## WRITTEN TASK:
From the listing below, pull out the lines that hold "screenshot".

## EXTRACTED ENTRIES:
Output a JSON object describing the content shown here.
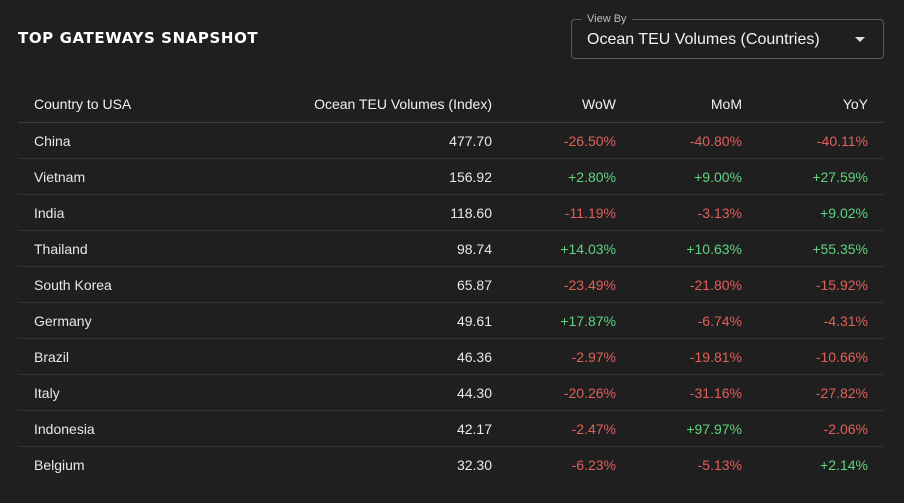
{
  "header": {
    "title": "TOP GATEWAYS SNAPSHOT"
  },
  "view_by": {
    "legend": "View By",
    "selected": "Ocean TEU Volumes (Countries)"
  },
  "table": {
    "columns": [
      "Country to USA",
      "Ocean TEU Volumes (Index)",
      "WoW",
      "MoM",
      "YoY"
    ],
    "rows": [
      {
        "country": "China",
        "index": "477.70",
        "wow": "-26.50%",
        "mom": "-40.80%",
        "yoy": "-40.11%"
      },
      {
        "country": "Vietnam",
        "index": "156.92",
        "wow": "+2.80%",
        "mom": "+9.00%",
        "yoy": "+27.59%"
      },
      {
        "country": "India",
        "index": "118.60",
        "wow": "-11.19%",
        "mom": "-3.13%",
        "yoy": "+9.02%"
      },
      {
        "country": "Thailand",
        "index": "98.74",
        "wow": "+14.03%",
        "mom": "+10.63%",
        "yoy": "+55.35%"
      },
      {
        "country": "South Korea",
        "index": "65.87",
        "wow": "-23.49%",
        "mom": "-21.80%",
        "yoy": "-15.92%"
      },
      {
        "country": "Germany",
        "index": "49.61",
        "wow": "+17.87%",
        "mom": "-6.74%",
        "yoy": "-4.31%"
      },
      {
        "country": "Brazil",
        "index": "46.36",
        "wow": "-2.97%",
        "mom": "-19.81%",
        "yoy": "-10.66%"
      },
      {
        "country": "Italy",
        "index": "44.30",
        "wow": "-20.26%",
        "mom": "-31.16%",
        "yoy": "-27.82%"
      },
      {
        "country": "Indonesia",
        "index": "42.17",
        "wow": "-2.47%",
        "mom": "+97.97%",
        "yoy": "-2.06%"
      },
      {
        "country": "Belgium",
        "index": "32.30",
        "wow": "-6.23%",
        "mom": "-5.13%",
        "yoy": "+2.14%"
      }
    ]
  },
  "colors": {
    "background": "#1f1f1f",
    "positive": "#5fd37f",
    "negative": "#e0605a",
    "text": "#e8e8e8"
  },
  "icons": {
    "select_caret": "caret-down-icon"
  }
}
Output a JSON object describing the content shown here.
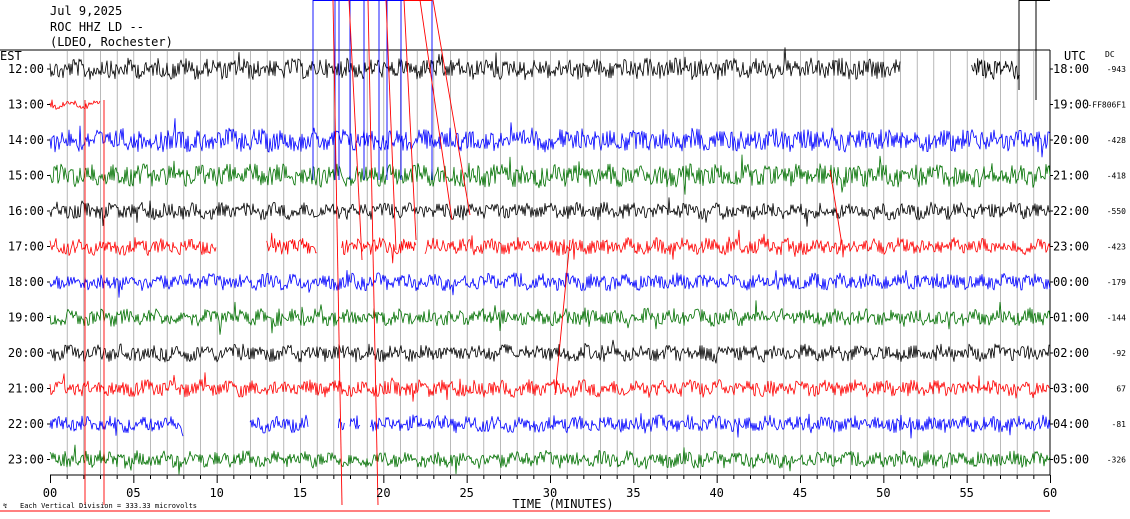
{
  "header": {
    "date": "Jul 9,2025",
    "station": "ROC HHZ LD --",
    "org": "(LDEO, Rochester)"
  },
  "left_tz": "EST",
  "right_tz": "UTC",
  "dc_header": "DC",
  "footer": {
    "scale_note": "Each Vertical Division =  333.33 microvolts"
  },
  "chart_data": {
    "type": "line",
    "title": "",
    "xlabel": "TIME (MINUTES)",
    "ylabel": "",
    "xlim": [
      0,
      60
    ],
    "x_ticks": [
      "00",
      "05",
      "10",
      "15",
      "20",
      "25",
      "30",
      "35",
      "40",
      "45",
      "50",
      "55",
      "60"
    ],
    "rows": [
      {
        "est": "12:00",
        "utc": "18:00",
        "dc": "-943",
        "color": "#000000",
        "segments": [
          [
            0,
            51
          ],
          [
            55.3,
            58.2
          ]
        ]
      },
      {
        "est": "13:00",
        "utc": "19:00",
        "dc": "-FF806F1",
        "color": "#ff0000",
        "segments": [
          [
            0,
            3
          ]
        ]
      },
      {
        "est": "14:00",
        "utc": "20:00",
        "dc": "-428",
        "color": "#0000ff",
        "segments": [
          [
            0,
            60
          ]
        ]
      },
      {
        "est": "15:00",
        "utc": "21:00",
        "dc": "-418",
        "color": "#007000",
        "segments": [
          [
            0,
            60
          ]
        ]
      },
      {
        "est": "16:00",
        "utc": "22:00",
        "dc": "-550",
        "color": "#000000",
        "segments": [
          [
            0,
            60
          ]
        ]
      },
      {
        "est": "17:00",
        "utc": "23:00",
        "dc": "-423",
        "color": "#ff0000",
        "segments": [
          [
            0,
            10
          ],
          [
            13,
            16
          ],
          [
            17.5,
            22
          ],
          [
            22.5,
            60
          ]
        ]
      },
      {
        "est": "18:00",
        "utc": "00:00",
        "dc": "-179",
        "color": "#0000ff",
        "segments": [
          [
            0,
            60
          ]
        ]
      },
      {
        "est": "19:00",
        "utc": "01:00",
        "dc": "-144",
        "color": "#007000",
        "segments": [
          [
            0,
            60
          ]
        ]
      },
      {
        "est": "20:00",
        "utc": "02:00",
        "dc": "-92",
        "color": "#000000",
        "segments": [
          [
            0,
            60
          ]
        ]
      },
      {
        "est": "21:00",
        "utc": "03:00",
        "dc": "67",
        "color": "#ff0000",
        "segments": [
          [
            0,
            60
          ]
        ]
      },
      {
        "est": "22:00",
        "utc": "04:00",
        "dc": "-81",
        "color": "#0000ff",
        "segments": [
          [
            0,
            8
          ],
          [
            12,
            15.5
          ],
          [
            17.3,
            17.7
          ],
          [
            18,
            18.6
          ],
          [
            19.2,
            60
          ]
        ]
      },
      {
        "est": "23:00",
        "utc": "05:00",
        "dc": "-326",
        "color": "#007000",
        "segments": [
          [
            0,
            60
          ]
        ]
      }
    ]
  }
}
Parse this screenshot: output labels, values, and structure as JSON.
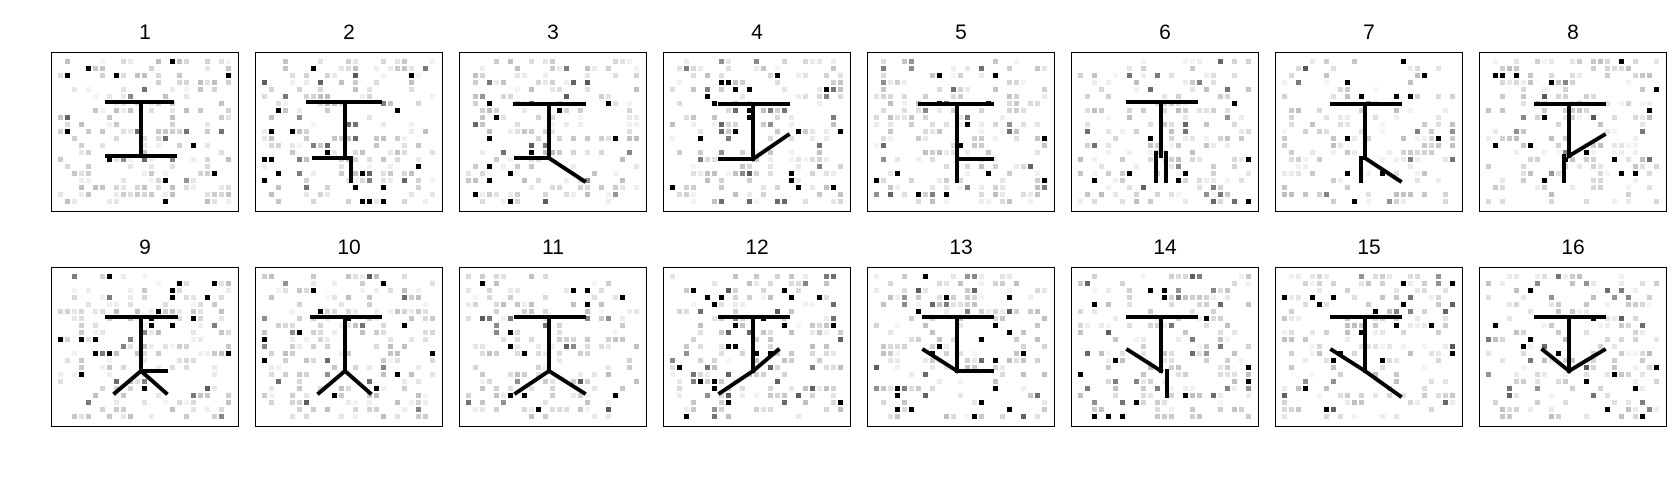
{
  "figure": {
    "panels": [
      {
        "label": "1",
        "mark": "top-bar, stem, bottom-bar"
      },
      {
        "label": "2",
        "mark": "top-bar, stem, bottom-left-short"
      },
      {
        "label": "3",
        "mark": "top-bar, stem, bottom-left-bar, right-diagonal-leg"
      },
      {
        "label": "4",
        "mark": "top-bar, stem, bottom-left-bar, right-diagonal-up"
      },
      {
        "label": "5",
        "mark": "top-bar, stem, bottom-right-bar"
      },
      {
        "label": "6",
        "mark": "top-bar, stem, split-legs"
      },
      {
        "label": "7",
        "mark": "top-bar, stem, right-diagonal-leg"
      },
      {
        "label": "8",
        "mark": "top-bar, stem, right-diagonal-up"
      },
      {
        "label": "9",
        "mark": "top-bar, stem, bottom-right-bar, two-diagonal-legs"
      },
      {
        "label": "10",
        "mark": "top-bar, stem, two-diagonal-legs"
      },
      {
        "label": "11",
        "mark": "top-bar, stem, two-diagonal-legs-wide"
      },
      {
        "label": "12",
        "mark": "top-bar, stem, left-diagonal, right-diagonal-up"
      },
      {
        "label": "13",
        "mark": "top-bar, stem, bottom-right-bar, left-diagonal"
      },
      {
        "label": "14",
        "mark": "top-bar, stem, left-diagonal, lower-stem"
      },
      {
        "label": "15",
        "mark": "top-bar, stem, left-diagonal, right-diagonal-leg"
      },
      {
        "label": "16",
        "mark": "top-bar, stem, left-diagonal, right-diagonal-up"
      }
    ],
    "colors": {
      "ink": "#000000",
      "frame": "#000000",
      "background": "#ffffff"
    }
  }
}
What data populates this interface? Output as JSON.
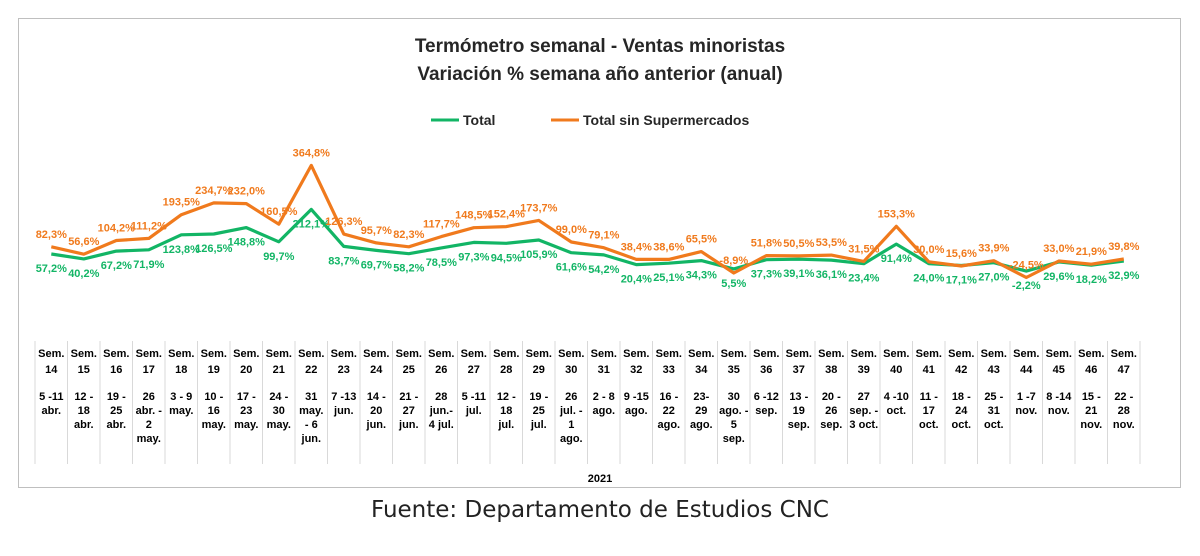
{
  "chart_data": {
    "type": "line",
    "title": "Termómetro semanal - Ventas minoristas",
    "subtitle": "Variación % semana año anterior (anual)",
    "legend_position": "top-center",
    "grid": false,
    "year_label": "2021",
    "categories": [
      {
        "week": [
          "Sem.",
          "14"
        ],
        "range": [
          "5 -11",
          "abr."
        ]
      },
      {
        "week": [
          "Sem.",
          "15"
        ],
        "range": [
          "12 -",
          "18",
          "abr."
        ]
      },
      {
        "week": [
          "Sem.",
          "16"
        ],
        "range": [
          "19 -",
          "25",
          "abr."
        ]
      },
      {
        "week": [
          "Sem.",
          "17"
        ],
        "range": [
          "26",
          "abr. -",
          "2",
          "may."
        ]
      },
      {
        "week": [
          "Sem.",
          "18"
        ],
        "range": [
          "3 - 9",
          "may."
        ]
      },
      {
        "week": [
          "Sem.",
          "19"
        ],
        "range": [
          "10 -",
          "16",
          "may."
        ]
      },
      {
        "week": [
          "Sem.",
          "20"
        ],
        "range": [
          "17 -",
          "23",
          "may."
        ]
      },
      {
        "week": [
          "Sem.",
          "21"
        ],
        "range": [
          "24 -",
          "30",
          "may."
        ]
      },
      {
        "week": [
          "Sem.",
          "22"
        ],
        "range": [
          "31",
          "may.",
          "- 6",
          "jun."
        ]
      },
      {
        "week": [
          "Sem.",
          "23"
        ],
        "range": [
          "7 -13",
          "jun."
        ]
      },
      {
        "week": [
          "Sem.",
          "24"
        ],
        "range": [
          "14 -",
          "20",
          "jun."
        ]
      },
      {
        "week": [
          "Sem.",
          "25"
        ],
        "range": [
          "21 -",
          "27",
          "jun."
        ]
      },
      {
        "week": [
          "Sem.",
          "26"
        ],
        "range": [
          "28",
          "jun.-",
          "4 jul."
        ]
      },
      {
        "week": [
          "Sem.",
          "27"
        ],
        "range": [
          "5 -11",
          "jul."
        ]
      },
      {
        "week": [
          "Sem.",
          "28"
        ],
        "range": [
          "12 -",
          "18",
          "jul."
        ]
      },
      {
        "week": [
          "Sem.",
          "29"
        ],
        "range": [
          "19 -",
          "25",
          "jul."
        ]
      },
      {
        "week": [
          "Sem.",
          "30"
        ],
        "range": [
          "26",
          "jul. -",
          "1",
          "ago."
        ]
      },
      {
        "week": [
          "Sem.",
          "31"
        ],
        "range": [
          "2 - 8",
          "ago."
        ]
      },
      {
        "week": [
          "Sem.",
          "32"
        ],
        "range": [
          "9 -15",
          "ago."
        ]
      },
      {
        "week": [
          "Sem.",
          "33"
        ],
        "range": [
          "16 -",
          "22",
          "ago."
        ]
      },
      {
        "week": [
          "Sem.",
          "34"
        ],
        "range": [
          "23-",
          "29",
          "ago."
        ]
      },
      {
        "week": [
          "Sem.",
          "35"
        ],
        "range": [
          "30",
          "ago. -",
          "5",
          "sep."
        ]
      },
      {
        "week": [
          "Sem.",
          "36"
        ],
        "range": [
          "6 -12",
          "sep."
        ]
      },
      {
        "week": [
          "Sem.",
          "37"
        ],
        "range": [
          "13 -",
          "19",
          "sep."
        ]
      },
      {
        "week": [
          "Sem.",
          "38"
        ],
        "range": [
          "20 -",
          "26",
          "sep."
        ]
      },
      {
        "week": [
          "Sem.",
          "39"
        ],
        "range": [
          "27",
          "sep. -",
          "3 oct."
        ]
      },
      {
        "week": [
          "Sem.",
          "40"
        ],
        "range": [
          "4 -10",
          "oct."
        ]
      },
      {
        "week": [
          "Sem.",
          "41"
        ],
        "range": [
          "11 -",
          "17",
          "oct."
        ]
      },
      {
        "week": [
          "Sem.",
          "42"
        ],
        "range": [
          "18 -",
          "24",
          "oct."
        ]
      },
      {
        "week": [
          "Sem.",
          "43"
        ],
        "range": [
          "25 -",
          "31",
          "oct."
        ]
      },
      {
        "week": [
          "Sem.",
          "44"
        ],
        "range": [
          "1 -7",
          "nov."
        ]
      },
      {
        "week": [
          "Sem.",
          "45"
        ],
        "range": [
          "8 -14",
          "nov."
        ]
      },
      {
        "week": [
          "Sem.",
          "46"
        ],
        "range": [
          "15 -",
          "21",
          "nov."
        ]
      },
      {
        "week": [
          "Sem.",
          "47"
        ],
        "range": [
          "22 -",
          "28",
          "nov."
        ]
      }
    ],
    "ylim": [
      -40,
      380
    ],
    "series": [
      {
        "name": "Total",
        "color": "#12b565",
        "values": [
          57.2,
          40.2,
          67.2,
          71.9,
          123.8,
          126.5,
          148.8,
          99.7,
          212.1,
          83.7,
          69.7,
          58.2,
          78.5,
          97.3,
          94.5,
          105.9,
          61.6,
          54.2,
          20.4,
          25.1,
          34.3,
          5.5,
          37.3,
          39.1,
          36.1,
          23.4,
          91.4,
          24.0,
          17.1,
          27.0,
          -2.2,
          29.6,
          18.2,
          32.9
        ],
        "labels": [
          "57,2%",
          "40,2%",
          "67,2%",
          "71,9%",
          "123,8%",
          "126,5%",
          "148,8%",
          "99,7%",
          "212,1%",
          "83,7%",
          "69,7%",
          "58,2%",
          "78,5%",
          "97,3%",
          "94,5%",
          "105,9%",
          "61,6%",
          "54,2%",
          "20,4%",
          "25,1%",
          "34,3%",
          "5,5%",
          "37,3%",
          "39,1%",
          "36,1%",
          "23,4%",
          "91,4%",
          "24,0%",
          "17,1%",
          "27,0%",
          "-2,2%",
          "29,6%",
          "18,2%",
          "32,9%"
        ]
      },
      {
        "name": "Total sin Supermercados",
        "color": "#f07a1d",
        "values": [
          82.3,
          56.6,
          104.2,
          111.2,
          193.5,
          234.7,
          232.0,
          160.5,
          364.8,
          126.3,
          95.7,
          82.3,
          117.7,
          148.5,
          152.4,
          173.7,
          99.0,
          79.1,
          38.4,
          38.6,
          65.5,
          -8.9,
          51.8,
          50.5,
          53.5,
          31.5,
          153.3,
          30.0,
          15.6,
          33.9,
          -24.5,
          33.0,
          21.9,
          39.8
        ],
        "labels": [
          "82,3%",
          "56,6%",
          "104,2%",
          "111,2%",
          "193,5%",
          "234,7%",
          "232,0%",
          "160,5%",
          "364,8%",
          "126,3%",
          "95,7%",
          "82,3%",
          "117,7%",
          "148,5%",
          "152,4%",
          "173,7%",
          "99,0%",
          "79,1%",
          "38,4%",
          "38,6%",
          "65,5%",
          "-8,9%",
          "51,8%",
          "50,5%",
          "53,5%",
          "31,5%",
          "153,3%",
          "30,0%",
          "15,6%",
          "33,9%",
          "-24,5%",
          "33,0%",
          "21,9%",
          "39,8%"
        ]
      }
    ]
  },
  "source": "Fuente: Departamento de Estudios CNC"
}
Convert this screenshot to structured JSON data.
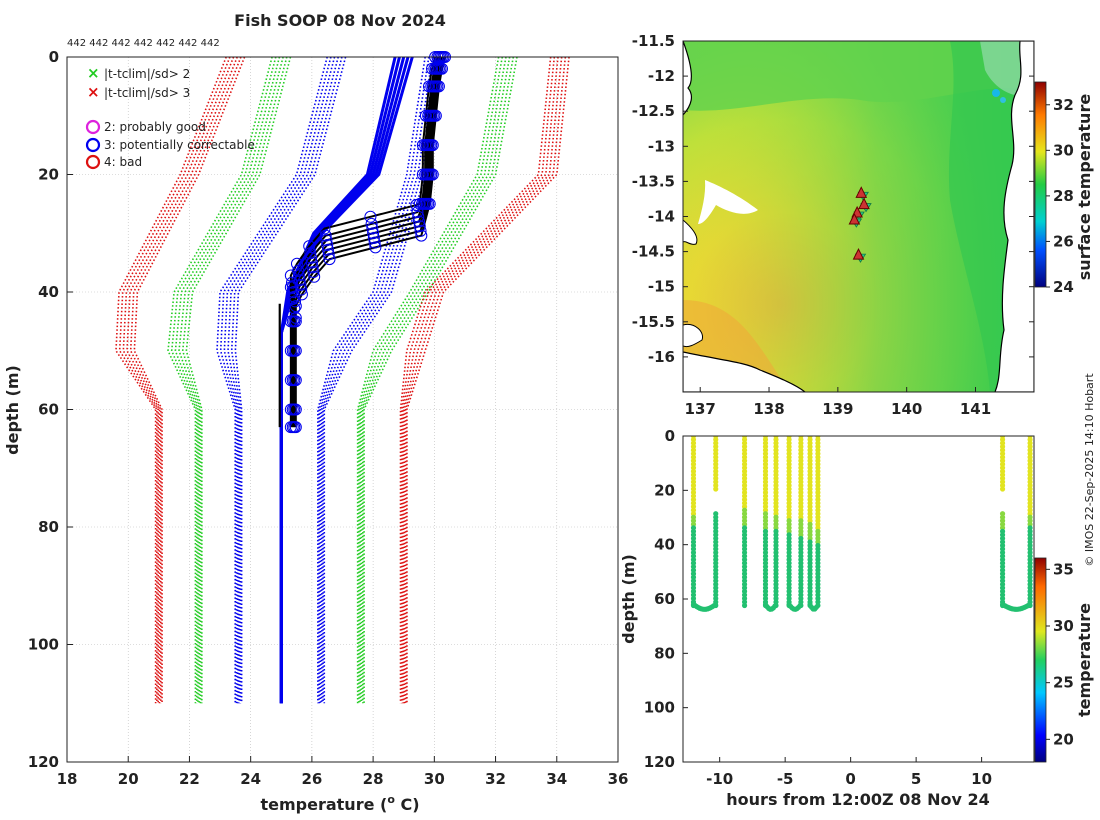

## TASK RESULT:
Parse this screenshot: output labels, values, and structure as JSON.
Convert this screenshot to structured JSON data.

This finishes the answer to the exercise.